A run of records
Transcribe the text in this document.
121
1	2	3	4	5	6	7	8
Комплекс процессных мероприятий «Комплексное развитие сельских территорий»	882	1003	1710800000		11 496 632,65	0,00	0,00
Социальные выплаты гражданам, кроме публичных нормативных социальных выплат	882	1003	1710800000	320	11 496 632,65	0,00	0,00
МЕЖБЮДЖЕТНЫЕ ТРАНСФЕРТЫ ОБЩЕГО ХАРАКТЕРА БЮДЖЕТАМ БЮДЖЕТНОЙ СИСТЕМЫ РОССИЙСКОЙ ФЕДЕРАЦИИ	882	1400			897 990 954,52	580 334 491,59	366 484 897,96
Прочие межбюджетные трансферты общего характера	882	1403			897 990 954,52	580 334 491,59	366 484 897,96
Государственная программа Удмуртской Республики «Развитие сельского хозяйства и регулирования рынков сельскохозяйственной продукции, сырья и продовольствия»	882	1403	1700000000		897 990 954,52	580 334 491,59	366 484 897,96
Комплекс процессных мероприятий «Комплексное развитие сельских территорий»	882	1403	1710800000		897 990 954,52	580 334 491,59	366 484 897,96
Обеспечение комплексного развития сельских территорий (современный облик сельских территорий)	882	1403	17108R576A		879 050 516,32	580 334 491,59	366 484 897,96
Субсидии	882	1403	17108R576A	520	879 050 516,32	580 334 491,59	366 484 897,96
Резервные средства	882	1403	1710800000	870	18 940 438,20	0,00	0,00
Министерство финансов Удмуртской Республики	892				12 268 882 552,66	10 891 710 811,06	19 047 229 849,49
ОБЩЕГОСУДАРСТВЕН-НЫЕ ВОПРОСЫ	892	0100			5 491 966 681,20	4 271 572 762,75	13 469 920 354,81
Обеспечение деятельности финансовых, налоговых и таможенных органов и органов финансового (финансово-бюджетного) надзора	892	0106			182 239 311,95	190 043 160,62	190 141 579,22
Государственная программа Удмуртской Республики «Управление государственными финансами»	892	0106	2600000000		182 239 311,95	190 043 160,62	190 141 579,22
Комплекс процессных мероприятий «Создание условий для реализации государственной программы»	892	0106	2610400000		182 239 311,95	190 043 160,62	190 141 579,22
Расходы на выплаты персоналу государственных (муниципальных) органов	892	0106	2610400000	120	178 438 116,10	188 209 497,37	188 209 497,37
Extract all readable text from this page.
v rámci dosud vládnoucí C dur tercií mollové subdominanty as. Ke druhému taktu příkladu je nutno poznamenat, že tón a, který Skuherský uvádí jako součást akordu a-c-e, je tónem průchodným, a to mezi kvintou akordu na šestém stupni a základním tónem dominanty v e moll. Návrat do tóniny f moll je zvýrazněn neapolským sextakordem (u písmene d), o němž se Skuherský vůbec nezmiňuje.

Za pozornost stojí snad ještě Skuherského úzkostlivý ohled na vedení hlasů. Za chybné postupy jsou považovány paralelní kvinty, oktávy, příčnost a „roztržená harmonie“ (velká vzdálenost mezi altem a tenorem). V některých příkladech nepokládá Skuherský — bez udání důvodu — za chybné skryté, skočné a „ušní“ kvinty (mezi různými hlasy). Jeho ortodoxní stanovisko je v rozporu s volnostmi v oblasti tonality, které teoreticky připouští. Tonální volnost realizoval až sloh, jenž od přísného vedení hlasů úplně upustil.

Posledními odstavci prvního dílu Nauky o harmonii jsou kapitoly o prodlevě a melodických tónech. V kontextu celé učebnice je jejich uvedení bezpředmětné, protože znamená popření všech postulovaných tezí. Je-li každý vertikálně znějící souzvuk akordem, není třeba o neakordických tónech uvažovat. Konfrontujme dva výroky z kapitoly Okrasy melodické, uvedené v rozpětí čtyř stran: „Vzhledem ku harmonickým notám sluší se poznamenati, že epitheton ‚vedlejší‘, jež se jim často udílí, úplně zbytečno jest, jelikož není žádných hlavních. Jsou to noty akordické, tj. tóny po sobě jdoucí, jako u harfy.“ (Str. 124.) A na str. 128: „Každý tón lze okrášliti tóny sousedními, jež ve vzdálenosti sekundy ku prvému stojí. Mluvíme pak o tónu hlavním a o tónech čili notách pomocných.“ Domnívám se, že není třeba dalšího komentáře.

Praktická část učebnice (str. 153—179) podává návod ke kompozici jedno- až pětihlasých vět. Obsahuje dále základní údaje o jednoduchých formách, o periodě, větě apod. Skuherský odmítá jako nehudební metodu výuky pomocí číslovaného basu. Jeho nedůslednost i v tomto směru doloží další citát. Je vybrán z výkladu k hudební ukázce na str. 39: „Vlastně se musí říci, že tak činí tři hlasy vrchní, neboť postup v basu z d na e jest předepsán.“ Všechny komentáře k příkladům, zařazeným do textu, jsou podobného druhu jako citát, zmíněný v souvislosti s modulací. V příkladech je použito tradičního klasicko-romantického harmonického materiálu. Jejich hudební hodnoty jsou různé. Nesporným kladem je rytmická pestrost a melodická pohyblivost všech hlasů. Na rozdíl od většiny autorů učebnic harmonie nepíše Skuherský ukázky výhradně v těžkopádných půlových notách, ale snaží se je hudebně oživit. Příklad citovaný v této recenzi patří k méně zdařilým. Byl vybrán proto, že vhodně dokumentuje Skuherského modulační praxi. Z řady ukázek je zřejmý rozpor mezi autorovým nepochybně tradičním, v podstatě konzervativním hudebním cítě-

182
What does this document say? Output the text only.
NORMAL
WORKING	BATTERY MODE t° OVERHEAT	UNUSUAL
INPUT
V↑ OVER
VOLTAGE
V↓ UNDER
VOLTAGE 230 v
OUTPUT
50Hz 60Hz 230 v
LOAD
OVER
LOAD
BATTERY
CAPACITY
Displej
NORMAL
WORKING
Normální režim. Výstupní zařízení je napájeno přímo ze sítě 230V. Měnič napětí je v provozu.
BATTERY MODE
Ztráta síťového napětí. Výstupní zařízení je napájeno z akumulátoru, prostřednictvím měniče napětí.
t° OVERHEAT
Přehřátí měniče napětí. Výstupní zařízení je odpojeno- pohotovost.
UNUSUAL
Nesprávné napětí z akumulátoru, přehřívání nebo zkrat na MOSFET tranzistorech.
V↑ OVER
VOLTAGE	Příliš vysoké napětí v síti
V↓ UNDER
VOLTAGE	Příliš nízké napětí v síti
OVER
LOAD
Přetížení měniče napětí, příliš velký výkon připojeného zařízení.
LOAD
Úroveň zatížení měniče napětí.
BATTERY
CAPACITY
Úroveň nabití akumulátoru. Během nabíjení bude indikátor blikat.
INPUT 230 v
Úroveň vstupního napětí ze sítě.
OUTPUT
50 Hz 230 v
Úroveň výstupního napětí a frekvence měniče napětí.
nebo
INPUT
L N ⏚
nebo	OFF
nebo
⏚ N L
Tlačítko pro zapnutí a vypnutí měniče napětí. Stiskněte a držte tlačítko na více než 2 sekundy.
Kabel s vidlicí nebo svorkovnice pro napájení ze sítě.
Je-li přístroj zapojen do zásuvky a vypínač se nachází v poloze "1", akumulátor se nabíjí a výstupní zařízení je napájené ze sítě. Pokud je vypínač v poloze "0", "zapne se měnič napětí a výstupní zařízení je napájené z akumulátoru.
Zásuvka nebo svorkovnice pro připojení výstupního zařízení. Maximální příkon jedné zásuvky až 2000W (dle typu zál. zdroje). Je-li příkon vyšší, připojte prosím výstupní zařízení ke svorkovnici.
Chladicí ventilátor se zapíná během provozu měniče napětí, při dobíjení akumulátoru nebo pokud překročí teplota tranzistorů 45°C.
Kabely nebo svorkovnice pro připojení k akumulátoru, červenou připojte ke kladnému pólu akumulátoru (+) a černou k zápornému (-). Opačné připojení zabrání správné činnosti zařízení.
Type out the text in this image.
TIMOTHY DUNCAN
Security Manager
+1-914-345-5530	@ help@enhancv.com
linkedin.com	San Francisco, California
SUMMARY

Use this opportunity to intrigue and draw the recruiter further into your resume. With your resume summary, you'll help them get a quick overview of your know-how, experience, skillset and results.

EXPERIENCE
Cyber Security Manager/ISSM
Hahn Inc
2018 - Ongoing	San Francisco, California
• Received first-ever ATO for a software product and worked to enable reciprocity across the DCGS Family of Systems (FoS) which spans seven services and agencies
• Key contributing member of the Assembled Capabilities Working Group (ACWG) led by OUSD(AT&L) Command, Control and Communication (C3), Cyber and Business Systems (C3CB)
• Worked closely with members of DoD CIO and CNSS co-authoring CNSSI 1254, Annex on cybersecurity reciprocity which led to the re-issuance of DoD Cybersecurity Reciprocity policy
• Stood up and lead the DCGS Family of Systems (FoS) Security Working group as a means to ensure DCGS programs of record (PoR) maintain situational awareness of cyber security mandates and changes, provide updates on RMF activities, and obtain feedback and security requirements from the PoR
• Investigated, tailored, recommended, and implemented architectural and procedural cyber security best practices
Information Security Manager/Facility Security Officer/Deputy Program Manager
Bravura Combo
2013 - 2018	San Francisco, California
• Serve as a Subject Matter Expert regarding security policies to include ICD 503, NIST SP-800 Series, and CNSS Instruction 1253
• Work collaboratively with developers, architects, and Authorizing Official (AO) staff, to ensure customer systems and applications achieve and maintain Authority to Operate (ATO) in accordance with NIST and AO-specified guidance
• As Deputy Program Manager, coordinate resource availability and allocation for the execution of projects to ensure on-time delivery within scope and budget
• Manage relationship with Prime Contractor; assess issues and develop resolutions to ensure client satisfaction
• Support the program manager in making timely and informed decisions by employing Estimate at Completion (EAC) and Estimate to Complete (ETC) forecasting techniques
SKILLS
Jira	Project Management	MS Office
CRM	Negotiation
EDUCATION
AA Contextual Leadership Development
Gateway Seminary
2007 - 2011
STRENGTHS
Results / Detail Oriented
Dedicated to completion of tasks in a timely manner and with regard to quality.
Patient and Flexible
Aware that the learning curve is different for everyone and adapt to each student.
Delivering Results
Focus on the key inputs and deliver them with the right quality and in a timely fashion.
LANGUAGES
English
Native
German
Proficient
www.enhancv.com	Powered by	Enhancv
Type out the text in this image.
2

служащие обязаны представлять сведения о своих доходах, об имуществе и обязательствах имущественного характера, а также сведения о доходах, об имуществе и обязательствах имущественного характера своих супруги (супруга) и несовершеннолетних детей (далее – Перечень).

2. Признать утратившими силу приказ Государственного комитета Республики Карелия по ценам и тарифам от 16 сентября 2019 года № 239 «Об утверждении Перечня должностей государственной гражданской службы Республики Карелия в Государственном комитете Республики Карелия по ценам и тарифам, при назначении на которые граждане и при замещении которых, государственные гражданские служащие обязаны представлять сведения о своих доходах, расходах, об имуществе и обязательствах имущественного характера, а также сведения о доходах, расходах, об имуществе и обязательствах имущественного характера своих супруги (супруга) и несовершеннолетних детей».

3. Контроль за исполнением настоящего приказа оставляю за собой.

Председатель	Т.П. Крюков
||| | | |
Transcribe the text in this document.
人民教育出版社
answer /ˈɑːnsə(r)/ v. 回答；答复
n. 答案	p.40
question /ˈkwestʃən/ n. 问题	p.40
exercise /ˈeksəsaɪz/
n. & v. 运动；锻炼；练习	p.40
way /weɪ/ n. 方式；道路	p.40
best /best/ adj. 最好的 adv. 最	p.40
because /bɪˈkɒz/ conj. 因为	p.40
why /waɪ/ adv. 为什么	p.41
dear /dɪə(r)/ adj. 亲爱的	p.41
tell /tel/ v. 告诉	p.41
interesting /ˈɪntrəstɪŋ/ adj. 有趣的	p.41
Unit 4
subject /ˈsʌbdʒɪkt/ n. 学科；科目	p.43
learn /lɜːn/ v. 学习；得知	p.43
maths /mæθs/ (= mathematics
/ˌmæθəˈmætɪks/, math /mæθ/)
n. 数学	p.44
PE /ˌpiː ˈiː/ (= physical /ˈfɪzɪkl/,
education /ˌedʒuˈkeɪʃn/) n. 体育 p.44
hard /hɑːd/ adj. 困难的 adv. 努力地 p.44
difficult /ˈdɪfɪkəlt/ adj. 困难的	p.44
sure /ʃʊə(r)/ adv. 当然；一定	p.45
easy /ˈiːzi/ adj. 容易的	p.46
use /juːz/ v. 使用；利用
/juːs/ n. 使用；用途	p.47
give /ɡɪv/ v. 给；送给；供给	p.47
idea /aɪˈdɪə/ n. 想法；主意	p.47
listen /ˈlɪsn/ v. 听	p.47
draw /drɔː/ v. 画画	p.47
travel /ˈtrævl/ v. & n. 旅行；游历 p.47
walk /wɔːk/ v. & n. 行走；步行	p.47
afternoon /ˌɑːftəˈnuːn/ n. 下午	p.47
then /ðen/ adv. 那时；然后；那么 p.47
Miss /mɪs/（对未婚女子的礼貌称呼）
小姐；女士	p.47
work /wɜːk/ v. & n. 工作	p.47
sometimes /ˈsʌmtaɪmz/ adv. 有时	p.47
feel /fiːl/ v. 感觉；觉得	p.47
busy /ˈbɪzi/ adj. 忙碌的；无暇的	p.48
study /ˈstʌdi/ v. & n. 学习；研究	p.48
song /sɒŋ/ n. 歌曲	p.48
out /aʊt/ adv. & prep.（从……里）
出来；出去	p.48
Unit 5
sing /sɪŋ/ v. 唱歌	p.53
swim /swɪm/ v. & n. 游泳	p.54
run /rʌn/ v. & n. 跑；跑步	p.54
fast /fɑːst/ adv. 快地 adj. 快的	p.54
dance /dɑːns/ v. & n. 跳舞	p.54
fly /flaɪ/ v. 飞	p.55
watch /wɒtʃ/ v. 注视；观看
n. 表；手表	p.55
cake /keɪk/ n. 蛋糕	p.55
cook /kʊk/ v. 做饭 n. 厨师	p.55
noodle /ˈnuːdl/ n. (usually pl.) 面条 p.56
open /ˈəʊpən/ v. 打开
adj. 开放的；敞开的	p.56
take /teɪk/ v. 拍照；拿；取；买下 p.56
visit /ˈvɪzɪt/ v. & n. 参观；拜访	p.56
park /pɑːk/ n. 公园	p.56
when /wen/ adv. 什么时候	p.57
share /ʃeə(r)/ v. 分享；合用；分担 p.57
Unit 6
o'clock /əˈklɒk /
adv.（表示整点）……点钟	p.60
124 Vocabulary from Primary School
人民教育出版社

**WHAT IS REQUIRED:** Collect, from the material above, every line containing the word "Комплексное".

**EXERCISE OUTPUT:**
Комплекс процессных мероприятий «Комплексное развитие сельских территорий»	882	1003	1710800000		11 496 632,65	0,00	0,00
Комплекс процессных мероприятий «Комплексное развитие сельских территорий»	882	1403	1710800000		897 990 954,52	580 334 491,59	366 484 897,96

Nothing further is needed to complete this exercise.